→ **TASK TO COMPLETE**
Output the lines that follow exactly as they are.

(Extracted records)
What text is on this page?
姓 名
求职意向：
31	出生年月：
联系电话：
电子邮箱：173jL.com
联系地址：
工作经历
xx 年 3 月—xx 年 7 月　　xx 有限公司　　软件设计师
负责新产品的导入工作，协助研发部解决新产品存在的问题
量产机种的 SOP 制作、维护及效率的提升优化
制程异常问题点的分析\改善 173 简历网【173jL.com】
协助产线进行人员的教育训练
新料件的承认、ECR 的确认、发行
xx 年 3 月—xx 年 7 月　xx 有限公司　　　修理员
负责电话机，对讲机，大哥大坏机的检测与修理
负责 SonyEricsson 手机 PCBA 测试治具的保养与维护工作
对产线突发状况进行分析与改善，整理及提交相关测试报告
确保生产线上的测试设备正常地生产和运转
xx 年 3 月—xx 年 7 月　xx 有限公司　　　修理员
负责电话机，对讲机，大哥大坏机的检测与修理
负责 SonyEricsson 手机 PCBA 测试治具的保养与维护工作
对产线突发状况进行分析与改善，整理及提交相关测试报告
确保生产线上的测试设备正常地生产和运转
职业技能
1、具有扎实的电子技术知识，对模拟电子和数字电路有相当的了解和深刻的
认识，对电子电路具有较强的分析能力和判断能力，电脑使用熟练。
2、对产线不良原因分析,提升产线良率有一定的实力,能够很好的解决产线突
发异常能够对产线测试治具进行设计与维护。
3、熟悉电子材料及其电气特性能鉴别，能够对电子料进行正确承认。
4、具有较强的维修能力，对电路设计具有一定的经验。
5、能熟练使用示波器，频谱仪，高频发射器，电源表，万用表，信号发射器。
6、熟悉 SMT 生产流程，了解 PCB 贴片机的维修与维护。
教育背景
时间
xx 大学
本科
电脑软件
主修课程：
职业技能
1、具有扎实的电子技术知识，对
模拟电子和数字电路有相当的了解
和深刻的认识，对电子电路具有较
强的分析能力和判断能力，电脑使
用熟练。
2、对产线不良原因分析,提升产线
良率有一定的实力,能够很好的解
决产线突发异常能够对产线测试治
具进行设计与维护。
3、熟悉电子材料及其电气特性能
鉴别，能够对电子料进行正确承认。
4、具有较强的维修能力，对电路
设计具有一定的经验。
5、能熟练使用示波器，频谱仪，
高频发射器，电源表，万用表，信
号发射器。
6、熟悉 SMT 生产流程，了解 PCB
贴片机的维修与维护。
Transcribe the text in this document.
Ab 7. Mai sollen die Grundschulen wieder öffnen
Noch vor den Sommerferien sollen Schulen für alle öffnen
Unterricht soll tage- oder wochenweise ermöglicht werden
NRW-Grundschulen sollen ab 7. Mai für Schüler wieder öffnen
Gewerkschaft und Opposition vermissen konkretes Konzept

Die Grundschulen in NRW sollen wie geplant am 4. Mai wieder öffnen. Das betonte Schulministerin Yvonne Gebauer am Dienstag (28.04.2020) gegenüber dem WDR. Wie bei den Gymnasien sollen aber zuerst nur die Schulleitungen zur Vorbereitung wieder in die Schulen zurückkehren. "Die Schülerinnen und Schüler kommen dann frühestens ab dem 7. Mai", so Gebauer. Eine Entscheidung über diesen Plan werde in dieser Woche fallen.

→ **IN RESPONSE**
What text is on this page?
姓 名
求职意向：
31	出生年月：
联系电话：
电子邮箱：173jL.com
联系地址：
工作经历
xx 年 3 月—xx 年 7 月　　xx 有限公司　　软件设计师
负责新产品的导入工作，协助研发部解决新产品存在的问题
量产机种的 SOP 制作、维护及效率的提升优化
制程异常问题点的分析\改善 173 简历网【173jL.com】
协助产线进行人员的教育训练
新料件的承认、ECR 的确认、发行
xx 年 3 月—xx 年 7 月　xx 有限公司　　　修理员
负责电话机，对讲机，大哥大坏机的检测与修理
负责 SonyEricsson 手机 PCBA 测试治具的保养与维护工作
对产线突发状况进行分析与改善，整理及提交相关测试报告
确保生产线上的测试设备正常地生产和运转
xx 年 3 月—xx 年 7 月　xx 有限公司　　　修理员
负责电话机，对讲机，大哥大坏机的检测与修理
负责 SonyEricsson 手机 PCBA 测试治具的保养与维护工作
对产线突发状况进行分析与改善，整理及提交相关测试报告
确保生产线上的测试设备正常地生产和运转
职业技能
1、具有扎实的电子技术知识，对模拟电子和数字电路有相当的了解和深刻的
认识，对电子电路具有较强的分析能力和判断能力，电脑使用熟练。
2、对产线不良原因分析,提升产线良率有一定的实力,能够很好的解决产线突
发异常能够对产线测试治具进行设计与维护。
3、熟悉电子材料及其电气特性能鉴别，能够对电子料进行正确承认。
4、具有较强的维修能力，对电路设计具有一定的经验。
5、能熟练使用示波器，频谱仪，高频发射器，电源表，万用表，信号发射器。
6、熟悉 SMT 生产流程，了解 PCB 贴片机的维修与维护。
教育背景
时间
xx 大学
本科
电脑软件
主修课程：
职业技能
1、具有扎实的电子技术知识，对
模拟电子和数字电路有相当的了解
和深刻的认识，对电子电路具有较
强的分析能力和判断能力，电脑使
用熟练。
2、对产线不良原因分析,提升产线
良率有一定的实力,能够很好的解
决产线突发异常能够对产线测试治
具进行设计与维护。
3、熟悉电子材料及其电气特性能
鉴别，能够对电子料进行正确承认。
4、具有较强的维修能力，对电路
设计具有一定的经验。
5、能熟练使用示波器，频谱仪，
高频发射器，电源表，万用表，信
号发射器。
6、熟悉 SMT 生产流程，了解 PCB
贴片机的维修与维护。
Transcribe the text in this document.
Ab 7. Mai sollen die Grundschulen wieder öffnen
Noch vor den Sommerferien sollen Schulen für alle öffnen
Unterricht soll tage- oder wochenweise ermöglicht werden
NRW-Grundschulen sollen ab 7. Mai für Schüler wieder öffnen
Gewerkschaft und Opposition vermissen konkretes Konzept

Die Grundschulen in NRW sollen wie geplant am 4. Mai wieder öffnen. Das betonte Schulministerin Yvonne Gebauer am Dienstag (28.04.2020) gegenüber dem WDR. Wie bei den Gymnasien sollen aber zuerst nur die Schulleitungen zur Vorbereitung wieder in die Schulen zurückkehren. "Die Schülerinnen und Schüler kommen dann frühestens ab dem 7. Mai", so Gebauer. Eine Entscheidung über diesen Plan werde in dieser Woche fallen.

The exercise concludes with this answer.